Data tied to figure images
.....
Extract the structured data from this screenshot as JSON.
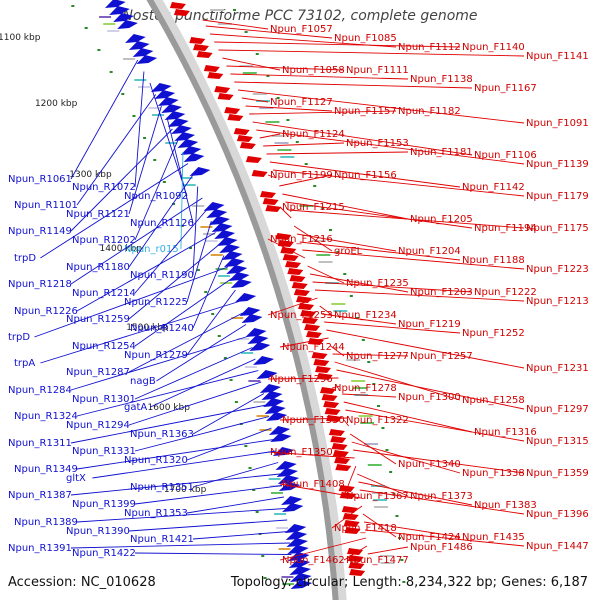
{
  "title": "Nostoc punctiforme PCC 73102, complete genome",
  "footer": {
    "accession": "Accession: NC_010628",
    "summary": "Topology: circular; Length: 8,234,322 bp; Genes: 6,187"
  },
  "colors": {
    "forward": "#e00000",
    "reverse": "#1010d0",
    "rna": "#30b0e0",
    "backbone": "#9a9a9a",
    "kbp_marker": "#2a8a2a"
  },
  "kbp_ticks": [
    "1100 kbp",
    "1200 kbp",
    "1300 kbp",
    "1400 kbp",
    "1500 kbp",
    "1600 kbp",
    "1700 kbp"
  ],
  "right_labels": [
    "Npun_F1057",
    "Npun_F1085",
    "Npun_F1112",
    "Npun_F1140",
    "Npun_F1141",
    "Npun_F1058",
    "Npun_F1111",
    "Npun_F1138",
    "Npun_F1167",
    "Npun_F1091",
    "Npun_F1127",
    "Npun_F1157",
    "Npun_F1182",
    "Npun_F1106",
    "Npun_F1139",
    "Npun_F1124",
    "Npun_F1153",
    "Npun_F1181",
    "Npun_F1142",
    "Npun_F1179",
    "Npun_F1199",
    "Npun_F1156",
    "Npun_F1205",
    "Npun_F1194",
    "Npun_F1175",
    "Npun_F1215",
    "groEL",
    "Npun_F1204",
    "Npun_F1188",
    "Npun_F1223",
    "Npun_F1216",
    "Npun_F1235",
    "Npun_F1203",
    "Npun_F1222",
    "Npun_F1213",
    "Npun_F1253",
    "Npun_F1234",
    "Npun_F1219",
    "Npun_F1252",
    "Npun_F1231",
    "Npun_F1244",
    "Npun_F1277",
    "Npun_F1257",
    "Npun_F1258",
    "Npun_F1297",
    "Npun_F1296",
    "Npun_F1278",
    "Npun_F1300",
    "Npun_F1316",
    "Npun_F1315",
    "Npun_F1330",
    "Npun_F1322",
    "Npun_F1340",
    "Npun_F1338",
    "Npun_F1359",
    "Npun_F1350",
    "Npun_F1367",
    "Npun_F1373",
    "Npun_F1383",
    "Npun_F1396",
    "Npun_F1408",
    "Npun_F1418",
    "Npun_F1424",
    "Npun_F1435",
    "Npun_F1447",
    "Npun_F1462",
    "Npun_F1477",
    "Npun_F1486"
  ],
  "left_labels": [
    "Npun_R1061",
    "Npun_R1072",
    "Npun_R1092",
    "Npun_R1101",
    "Npun_R1121",
    "Npun_R1126",
    "Npun_R1149",
    "Npun_R1202",
    "Npun_r015",
    "trpD",
    "Npun_R1180",
    "Npun_R1190",
    "Npun_R1218",
    "Npun_R1214",
    "Npun_R1225",
    "Npun_R1226",
    "Npun_R1259",
    "Npun_R1240",
    "trpD",
    "Npun_R1254",
    "Npun_R1279",
    "trpA",
    "Npun_R1287",
    "nagB",
    "Npun_R1284",
    "Npun_R1301",
    "gatA",
    "Npun_R1324",
    "Npun_R1294",
    "Npun_R1363",
    "Npun_R1311",
    "Npun_R1331",
    "Npun_R1320",
    "Npun_R1349",
    "gltX",
    "Npun_R1351",
    "Npun_R1387",
    "Npun_R1399",
    "Npun_R1353",
    "Npun_R1389",
    "Npun_R1390",
    "Npun_R1421",
    "Npun_R1391",
    "Npun_R1422"
  ]
}
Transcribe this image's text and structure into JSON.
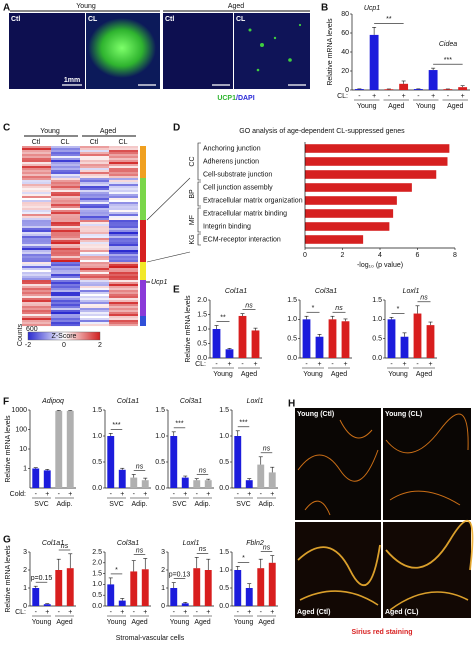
{
  "chart_data": [
    {
      "type": "bar",
      "genes": [
        "Ucp1",
        "Cidea"
      ],
      "ylabel": "Relative mRNA levels",
      "categories": [
        "-",
        "+",
        "-",
        "+",
        "-",
        "+",
        "-",
        "+"
      ],
      "groups": [
        "Young",
        "Aged",
        "Young",
        "Aged"
      ],
      "group_label": "CL:",
      "values": [
        1,
        58,
        0.8,
        6.5,
        1,
        21,
        0.9,
        3
      ],
      "errors": [
        0.2,
        8,
        0.3,
        3,
        0.2,
        2,
        0.2,
        1.5
      ],
      "colors": [
        "#1c1cdc",
        "#1c1cdc",
        "#d81e1e",
        "#d81e1e",
        "#1c1cdc",
        "#1c1cdc",
        "#d81e1e",
        "#d81e1e"
      ],
      "ylim": [
        0,
        80
      ],
      "yticks": [
        0,
        20,
        40,
        60,
        80
      ],
      "annotations": [
        "**",
        "***"
      ]
    },
    {
      "type": "hbar",
      "title": "GO analysis of age-dependent CL-suppressed genes",
      "categories": [
        "Anchoring junction",
        "Adherens junction",
        "Cell-substrate junction",
        "Cell junction assembly",
        "Extracellular matrix organization",
        "Extracellular matrix binding",
        "Integrin binding",
        "ECM-receptor interaction"
      ],
      "values": [
        7.7,
        7.6,
        7.0,
        5.7,
        4.9,
        4.7,
        4.5,
        3.1
      ],
      "color": "#d62020",
      "groups": [
        "CC",
        "BP",
        "MF",
        "KG"
      ],
      "xlim": [
        0,
        8
      ],
      "xticks": [
        0,
        2,
        4,
        6,
        8
      ],
      "xlabel": "-log₁₀ (p value)"
    },
    {
      "type": "bar",
      "title": "Col1a1",
      "ylabel": "Relative mRNA levels",
      "categories": [
        "-",
        "+",
        "-",
        "+"
      ],
      "groups": [
        "Young",
        "Aged"
      ],
      "group_label": "CL:",
      "values": [
        1.0,
        0.3,
        1.45,
        0.95
      ],
      "errors": [
        0.12,
        0.03,
        0.08,
        0.08
      ],
      "colors": [
        "#1c1cdc",
        "#1c1cdc",
        "#d81e1e",
        "#d81e1e"
      ],
      "ylim": [
        0,
        2
      ],
      "yticks": [
        {
          "value": 0,
          "label": "0.0"
        },
        {
          "value": 0.5,
          "label": "0.5"
        },
        {
          "value": 1,
          "label": "1.0"
        },
        {
          "value": 1.5,
          "label": "1.5"
        },
        {
          "value": 2,
          "label": "2.0"
        }
      ],
      "annotations": [
        "**",
        "ns"
      ]
    },
    {
      "type": "bar",
      "title": "Col3a1",
      "categories": [
        "-",
        "+",
        "-",
        "+"
      ],
      "groups": [
        "Young",
        "Aged"
      ],
      "values": [
        1.0,
        0.55,
        1.0,
        0.95
      ],
      "errors": [
        0.08,
        0.06,
        0.08,
        0.06
      ],
      "colors": [
        "#1c1cdc",
        "#1c1cdc",
        "#d81e1e",
        "#d81e1e"
      ],
      "ylim": [
        0,
        1.5
      ],
      "yticks": [
        {
          "value": 0,
          "label": "0.0"
        },
        {
          "value": 0.5,
          "label": "0.5"
        },
        {
          "value": 1,
          "label": "1.0"
        },
        {
          "value": 1.5,
          "label": "1.5"
        }
      ],
      "annotations": [
        "*",
        "ns"
      ]
    },
    {
      "type": "bar",
      "title": "Loxl1",
      "categories": [
        "-",
        "+",
        "-",
        "+"
      ],
      "groups": [
        "Young",
        "Aged"
      ],
      "values": [
        1.0,
        0.55,
        1.15,
        0.85
      ],
      "errors": [
        0.05,
        0.1,
        0.2,
        0.08
      ],
      "colors": [
        "#1c1cdc",
        "#1c1cdc",
        "#d81e1e",
        "#d81e1e"
      ],
      "ylim": [
        0,
        1.5
      ],
      "yticks": [
        {
          "value": 0,
          "label": "0.0"
        },
        {
          "value": 0.5,
          "label": "0.5"
        },
        {
          "value": 1,
          "label": "1.0"
        },
        {
          "value": 1.5,
          "label": "1.5"
        }
      ],
      "annotations": [
        "*",
        "ns"
      ]
    },
    {
      "type": "bar",
      "title": "Adipoq",
      "ylabel": "Relative mRNA levels",
      "categories": [
        "-",
        "+",
        "-",
        "+"
      ],
      "groups": [
        "SVC",
        "Adip."
      ],
      "group_label": "Cold:",
      "values": [
        1,
        0.8,
        900,
        900
      ],
      "errors": [
        0.1,
        0.1,
        50,
        40
      ],
      "colors": [
        "#1c1cdc",
        "#1c1cdc",
        "#b0b0b0",
        "#b0b0b0"
      ],
      "log_scale": true,
      "ylim": [
        0.1,
        1000
      ],
      "yticks": [
        1,
        10,
        100,
        1000
      ]
    },
    {
      "type": "bar",
      "title": "Col1a1",
      "categories": [
        "-",
        "+",
        "-",
        "+"
      ],
      "groups": [
        "SVC",
        "Adip."
      ],
      "values": [
        1.0,
        0.35,
        0.2,
        0.15
      ],
      "errors": [
        0.05,
        0.03,
        0.06,
        0.04
      ],
      "colors": [
        "#1c1cdc",
        "#1c1cdc",
        "#b0b0b0",
        "#b0b0b0"
      ],
      "ylim": [
        0,
        1.5
      ],
      "yticks": [
        {
          "value": 0,
          "label": "0.0"
        },
        {
          "value": 0.5,
          "label": "0.5"
        },
        {
          "value": 1,
          "label": "1.0"
        },
        {
          "value": 1.5,
          "label": "1.5"
        }
      ],
      "annotations": [
        "***",
        "ns"
      ]
    },
    {
      "type": "bar",
      "title": "Col3a1",
      "categories": [
        "-",
        "+",
        "-",
        "+"
      ],
      "groups": [
        "SVC",
        "Adip."
      ],
      "values": [
        1.0,
        0.2,
        0.15,
        0.15
      ],
      "errors": [
        0.08,
        0.03,
        0.03,
        0.02
      ],
      "colors": [
        "#1c1cdc",
        "#1c1cdc",
        "#b0b0b0",
        "#b0b0b0"
      ],
      "ylim": [
        0,
        1.5
      ],
      "yticks": [
        {
          "value": 0,
          "label": "0.0"
        },
        {
          "value": 0.5,
          "label": "0.5"
        },
        {
          "value": 1,
          "label": "1.0"
        },
        {
          "value": 1.5,
          "label": "1.5"
        }
      ],
      "annotations": [
        "***",
        "ns"
      ]
    },
    {
      "type": "bar",
      "title": "Loxl1",
      "categories": [
        "-",
        "+",
        "-",
        "+"
      ],
      "groups": [
        "SVC",
        "Adip."
      ],
      "values": [
        1.0,
        0.15,
        0.45,
        0.3
      ],
      "errors": [
        0.1,
        0.03,
        0.15,
        0.1
      ],
      "colors": [
        "#1c1cdc",
        "#1c1cdc",
        "#b0b0b0",
        "#b0b0b0"
      ],
      "ylim": [
        0,
        1.5
      ],
      "yticks": [
        {
          "value": 0,
          "label": "0.0"
        },
        {
          "value": 0.5,
          "label": "0.5"
        },
        {
          "value": 1,
          "label": "1.0"
        },
        {
          "value": 1.5,
          "label": "1.5"
        }
      ],
      "annotations": [
        "***",
        "ns"
      ]
    },
    {
      "type": "bar",
      "title": "Col1a1",
      "ylabel": "Relative mRNA levels",
      "categories": [
        "-",
        "+",
        "-",
        "+"
      ],
      "groups": [
        "Young",
        "Aged"
      ],
      "group_label": "CL:",
      "values": [
        1.0,
        0.1,
        2.0,
        2.1
      ],
      "errors": [
        0.1,
        0.03,
        0.6,
        0.8
      ],
      "colors": [
        "#1c1cdc",
        "#1c1cdc",
        "#d81e1e",
        "#d81e1e"
      ],
      "ylim": [
        0,
        3
      ],
      "yticks": [
        0,
        1,
        2,
        3
      ],
      "annotations": [
        "p=0.15",
        "ns"
      ]
    },
    {
      "type": "bar",
      "title": "Col3a1",
      "categories": [
        "-",
        "+",
        "-",
        "+"
      ],
      "groups": [
        "Young",
        "Aged"
      ],
      "values": [
        1.0,
        0.25,
        1.6,
        1.7
      ],
      "errors": [
        0.3,
        0.1,
        0.5,
        0.5
      ],
      "colors": [
        "#1c1cdc",
        "#1c1cdc",
        "#d81e1e",
        "#d81e1e"
      ],
      "ylim": [
        0,
        2.5
      ],
      "yticks": [
        {
          "value": 0,
          "label": "0.0"
        },
        {
          "value": 0.5,
          "label": "0.5"
        },
        {
          "value": 1,
          "label": "1.0"
        },
        {
          "value": 1.5,
          "label": "1.5"
        },
        {
          "value": 2,
          "label": "2.0"
        },
        {
          "value": 2.5,
          "label": "2.5"
        }
      ],
      "annotations": [
        "*",
        "ns"
      ]
    },
    {
      "type": "bar",
      "title": "Loxl1",
      "categories": [
        "-",
        "+",
        "-",
        "+"
      ],
      "groups": [
        "Young",
        "Aged"
      ],
      "values": [
        1.0,
        0.15,
        2.1,
        2.0
      ],
      "errors": [
        0.3,
        0.05,
        0.6,
        0.6
      ],
      "colors": [
        "#1c1cdc",
        "#1c1cdc",
        "#d81e1e",
        "#d81e1e"
      ],
      "ylim": [
        0,
        3
      ],
      "yticks": [
        0,
        1,
        2,
        3
      ],
      "annotations": [
        "p=0.13",
        "ns"
      ]
    },
    {
      "type": "bar",
      "title": "Fbln2",
      "categories": [
        "-",
        "+",
        "-",
        "+"
      ],
      "groups": [
        "Young",
        "Aged"
      ],
      "values": [
        1.0,
        0.5,
        1.05,
        1.2
      ],
      "errors": [
        0.1,
        0.12,
        0.25,
        0.2
      ],
      "colors": [
        "#1c1cdc",
        "#1c1cdc",
        "#d81e1e",
        "#d81e1e"
      ],
      "ylim": [
        0,
        1.5
      ],
      "yticks": [
        {
          "value": 0,
          "label": "0.0"
        },
        {
          "value": 0.5,
          "label": "0.5"
        },
        {
          "value": 1,
          "label": "1.0"
        },
        {
          "value": 1.5,
          "label": "1.5"
        }
      ],
      "annotations": [
        "*",
        "ns"
      ]
    }
  ],
  "figure": {
    "panels": [
      "A",
      "B",
      "C",
      "D",
      "E",
      "F",
      "G",
      "H"
    ],
    "a": {
      "groups": [
        "Young",
        "Aged"
      ],
      "images": [
        "Ctl",
        "CL",
        "Ctl",
        "CL"
      ],
      "scale": "1mm",
      "stain": [
        "UCP1",
        "/DAPI"
      ]
    },
    "c": {
      "groups": [
        "Young",
        "Aged"
      ],
      "columns": [
        "Ctl",
        "CL",
        "Ctl",
        "CL"
      ],
      "gene": "Ucp1",
      "key_title": "Counts",
      "key_count": 600,
      "key_label": "Z-Score",
      "key_ticks": [
        -2,
        0,
        2
      ]
    },
    "g": {
      "xlabel": "Stromal-vascular cells"
    },
    "h": {
      "images": [
        "Young (Ctl)",
        "Young (CL)",
        "Aged (Ctl)",
        "Aged (CL)"
      ],
      "stain": "Sirius red staining"
    }
  }
}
.....
Scan the entries above for the word "binding", then copy every line in which it occurs.

        "Extracellular matrix binding",
        "Integrin binding",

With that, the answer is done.